(Saved data entries)

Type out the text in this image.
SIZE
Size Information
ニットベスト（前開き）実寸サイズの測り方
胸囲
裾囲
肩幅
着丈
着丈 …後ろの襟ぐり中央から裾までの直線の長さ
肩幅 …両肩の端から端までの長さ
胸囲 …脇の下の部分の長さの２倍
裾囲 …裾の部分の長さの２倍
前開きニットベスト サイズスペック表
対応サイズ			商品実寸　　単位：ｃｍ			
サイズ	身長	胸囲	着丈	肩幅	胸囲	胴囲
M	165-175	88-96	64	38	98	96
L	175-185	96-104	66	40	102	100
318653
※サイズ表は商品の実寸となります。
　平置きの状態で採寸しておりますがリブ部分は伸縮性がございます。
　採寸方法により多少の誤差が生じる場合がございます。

→ **Instruction**: Exactly reproduce every line of the data above.

→ **Task answer**:
Type out the text in this image.
SIZE
Size Information
ニットベスト（前開き）実寸サイズの測り方
胸囲
裾囲
肩幅
着丈
着丈 …後ろの襟ぐり中央から裾までの直線の長さ
肩幅 …両肩の端から端までの長さ
胸囲 …脇の下の部分の長さの２倍
裾囲 …裾の部分の長さの２倍
前開きニットベスト サイズスペック表
対応サイズ			商品実寸　　単位：ｃｍ			
サイズ	身長	胸囲	着丈	肩幅	胸囲	胴囲
M	165-175	88-96	64	38	98	96
L	175-185	96-104	66	40	102	100
318653
※サイズ表は商品の実寸となります。
　平置きの状態で採寸しておりますがリブ部分は伸縮性がございます。
　採寸方法により多少の誤差が生じる場合がございます。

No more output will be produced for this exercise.